Exercise goal = Say how many lines contain the word "icon". Only the number should be given.

*** Task inputs

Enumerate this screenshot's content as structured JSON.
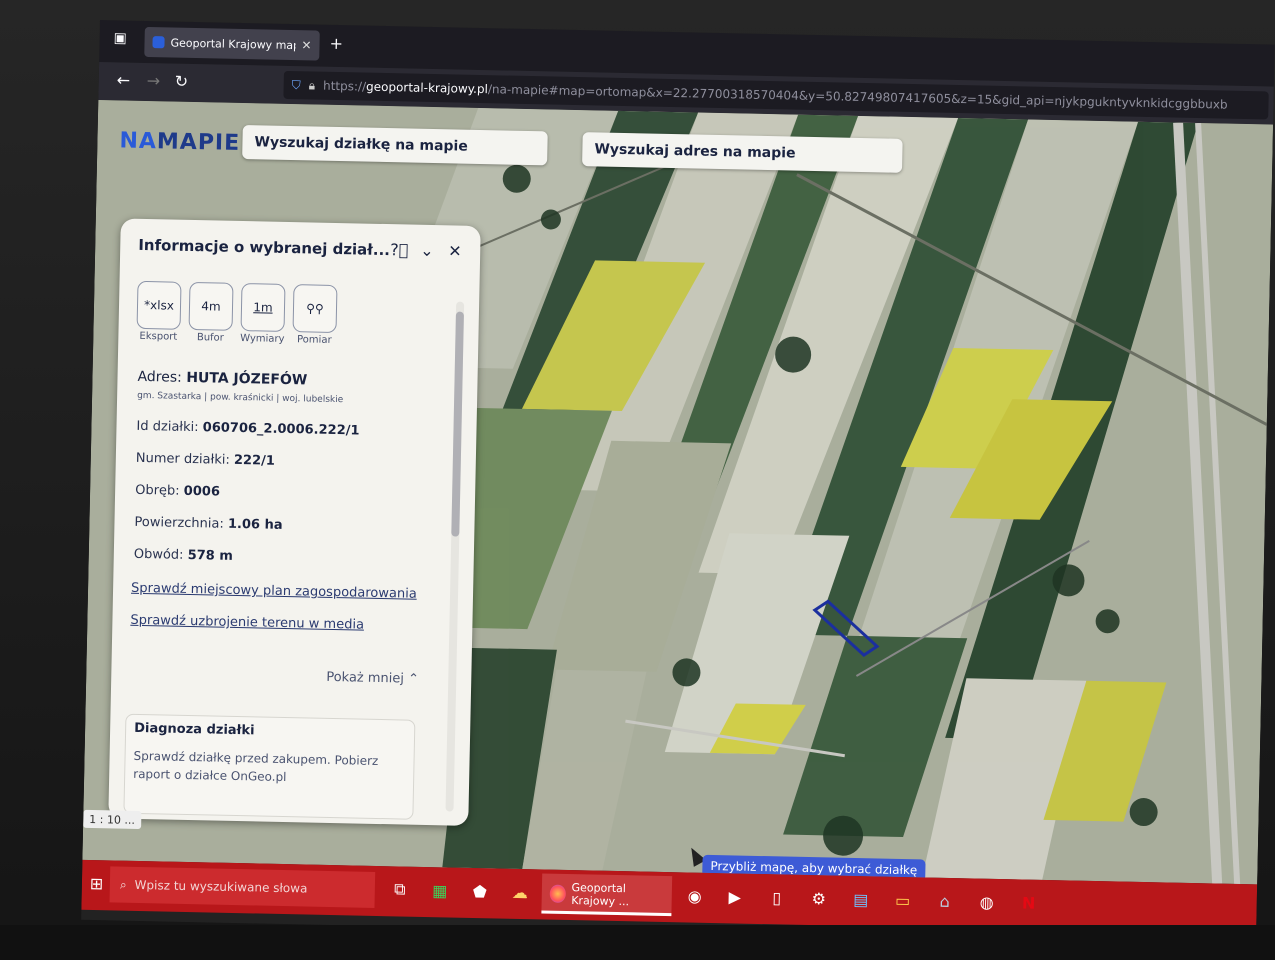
{
  "browser": {
    "tab_title": "Geoportal Krajowy mapy i infor",
    "url_protocol": "https://",
    "url_host": "geoportal-krajowy.pl",
    "url_rest": "/na-mapie#map=ortomap&x=22.27700318570404&y=50.82749807417605&z=15&gid_api=njykpgukntyvknkidcggbbuxb"
  },
  "map": {
    "logo_na": "NA",
    "logo_mapie": "MAPIE",
    "search_parcel": "Wyszukaj działkę na mapie",
    "search_address": "Wyszukaj adres na mapie",
    "scale": "1 : 10 ...",
    "hint": "Przybliż mapę, aby wybrać działkę"
  },
  "panel": {
    "title": "Informacje o wybranej dział...",
    "tools": [
      {
        "icon": "xlsx",
        "label": "Eksport"
      },
      {
        "icon": "4m",
        "label": "Bufor"
      },
      {
        "icon": "1m",
        "label": "Wymiary"
      },
      {
        "icon": "pin-pair",
        "label": "Pomiar"
      }
    ],
    "address_label": "Adres:",
    "address_value": "HUTA JÓZEFÓW",
    "admin": "gm. Szastarka | pow. kraśnicki | woj. lubelskie",
    "id_label": "Id działki:",
    "id_value": "060706_2.0006.222/1",
    "number_label": "Numer działki:",
    "number_value": "222/1",
    "obreb_label": "Obręb:",
    "obreb_value": "0006",
    "area_label": "Powierzchnia:",
    "area_value": "1.06 ha",
    "perimeter_label": "Obwód:",
    "perimeter_value": "578 m",
    "link_plan": "Sprawdź miejscowy plan zagospodarowania",
    "link_media": "Sprawdź uzbrojenie terenu w media",
    "show_less": "Pokaż mniej",
    "diag_title": "Diagnoza działki",
    "diag_text": "Sprawdź działkę przed zakupem. Pobierz raport o działce OnGeo.pl"
  },
  "taskbar": {
    "search_placeholder": "Wpisz tu wyszukiwane słowa",
    "firefox_label": "Geoportal Krajowy ..."
  },
  "colors": {
    "taskbar": "#b8171a",
    "accent": "#3d5bd6",
    "panel_bg": "#f4f3ee"
  }
}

******

Solution for this problem = 4